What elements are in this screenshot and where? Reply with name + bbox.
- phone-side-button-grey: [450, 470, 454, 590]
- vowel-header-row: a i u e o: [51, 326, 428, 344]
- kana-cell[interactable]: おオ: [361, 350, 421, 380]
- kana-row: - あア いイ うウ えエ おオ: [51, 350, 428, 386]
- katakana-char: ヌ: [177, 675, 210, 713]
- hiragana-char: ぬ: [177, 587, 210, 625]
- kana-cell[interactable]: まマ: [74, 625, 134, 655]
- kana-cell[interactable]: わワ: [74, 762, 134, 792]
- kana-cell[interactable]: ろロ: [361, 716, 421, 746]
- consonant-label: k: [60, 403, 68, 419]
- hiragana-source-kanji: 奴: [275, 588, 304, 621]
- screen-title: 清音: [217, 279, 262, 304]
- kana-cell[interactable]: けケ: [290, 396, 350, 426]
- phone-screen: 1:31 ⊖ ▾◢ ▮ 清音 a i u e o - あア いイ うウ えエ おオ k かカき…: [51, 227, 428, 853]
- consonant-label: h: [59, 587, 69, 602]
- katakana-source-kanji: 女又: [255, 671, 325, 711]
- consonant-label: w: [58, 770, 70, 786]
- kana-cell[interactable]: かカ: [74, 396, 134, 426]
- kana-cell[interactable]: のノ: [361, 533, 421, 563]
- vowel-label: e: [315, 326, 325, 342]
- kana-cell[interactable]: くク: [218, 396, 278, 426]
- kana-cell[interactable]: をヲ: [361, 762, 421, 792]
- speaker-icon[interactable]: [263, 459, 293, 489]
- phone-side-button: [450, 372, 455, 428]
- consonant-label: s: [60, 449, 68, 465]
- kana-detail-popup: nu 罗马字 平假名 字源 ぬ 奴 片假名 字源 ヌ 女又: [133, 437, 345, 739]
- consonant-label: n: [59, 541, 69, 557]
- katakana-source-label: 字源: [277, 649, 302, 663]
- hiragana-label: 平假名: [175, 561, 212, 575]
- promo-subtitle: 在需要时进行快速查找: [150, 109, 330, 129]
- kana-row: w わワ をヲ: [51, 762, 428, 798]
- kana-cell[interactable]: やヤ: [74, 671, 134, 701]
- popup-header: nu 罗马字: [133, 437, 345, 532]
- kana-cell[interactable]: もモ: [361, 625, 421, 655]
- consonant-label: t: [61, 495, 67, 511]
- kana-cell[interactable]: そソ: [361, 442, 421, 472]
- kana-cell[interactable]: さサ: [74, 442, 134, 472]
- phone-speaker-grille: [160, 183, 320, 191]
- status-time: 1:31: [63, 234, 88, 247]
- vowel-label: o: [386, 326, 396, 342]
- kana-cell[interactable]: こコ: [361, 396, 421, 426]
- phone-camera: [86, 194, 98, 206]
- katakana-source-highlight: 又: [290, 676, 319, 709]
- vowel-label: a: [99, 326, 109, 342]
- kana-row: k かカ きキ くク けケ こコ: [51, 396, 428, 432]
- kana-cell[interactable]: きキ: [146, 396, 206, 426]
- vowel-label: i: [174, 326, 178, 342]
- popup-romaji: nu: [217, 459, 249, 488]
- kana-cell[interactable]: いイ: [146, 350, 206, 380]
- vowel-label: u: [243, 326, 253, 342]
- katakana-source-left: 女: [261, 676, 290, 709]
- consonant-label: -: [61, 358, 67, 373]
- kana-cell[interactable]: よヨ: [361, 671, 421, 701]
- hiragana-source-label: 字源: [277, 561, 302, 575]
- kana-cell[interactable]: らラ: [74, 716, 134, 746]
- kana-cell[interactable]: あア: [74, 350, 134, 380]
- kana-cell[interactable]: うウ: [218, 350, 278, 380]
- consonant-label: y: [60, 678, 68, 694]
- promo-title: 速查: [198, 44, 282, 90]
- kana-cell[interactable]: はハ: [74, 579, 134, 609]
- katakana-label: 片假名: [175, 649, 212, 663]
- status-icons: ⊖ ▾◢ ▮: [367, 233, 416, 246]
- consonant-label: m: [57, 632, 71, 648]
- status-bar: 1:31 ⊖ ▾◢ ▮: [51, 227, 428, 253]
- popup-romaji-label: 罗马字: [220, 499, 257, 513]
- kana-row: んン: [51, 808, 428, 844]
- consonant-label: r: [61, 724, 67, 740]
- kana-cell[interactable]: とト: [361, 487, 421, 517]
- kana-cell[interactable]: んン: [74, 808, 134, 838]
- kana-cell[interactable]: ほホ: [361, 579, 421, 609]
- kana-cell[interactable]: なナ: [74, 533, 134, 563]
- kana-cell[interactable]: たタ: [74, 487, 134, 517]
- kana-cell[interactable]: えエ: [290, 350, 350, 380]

———

▸ **Given problem**: Copy the records word for word, from the first line through the line containing "- hiragana-source-kanji: 奴: [275, 588, 304, 621]", including that line.

▸ **Answer**:
What elements are in this screenshot and where? Reply with name + bbox.
- phone-side-button-grey: [450, 470, 454, 590]
- vowel-header-row: a i u e o: [51, 326, 428, 344]
- kana-cell[interactable]: おオ: [361, 350, 421, 380]
- kana-row: - あア いイ うウ えエ おオ: [51, 350, 428, 386]
- katakana-char: ヌ: [177, 675, 210, 713]
- hiragana-char: ぬ: [177, 587, 210, 625]
- kana-cell[interactable]: まマ: [74, 625, 134, 655]
- kana-cell[interactable]: わワ: [74, 762, 134, 792]
- kana-cell[interactable]: ろロ: [361, 716, 421, 746]
- consonant-label: k: [60, 403, 68, 419]
- hiragana-source-kanji: 奴: [275, 588, 304, 621]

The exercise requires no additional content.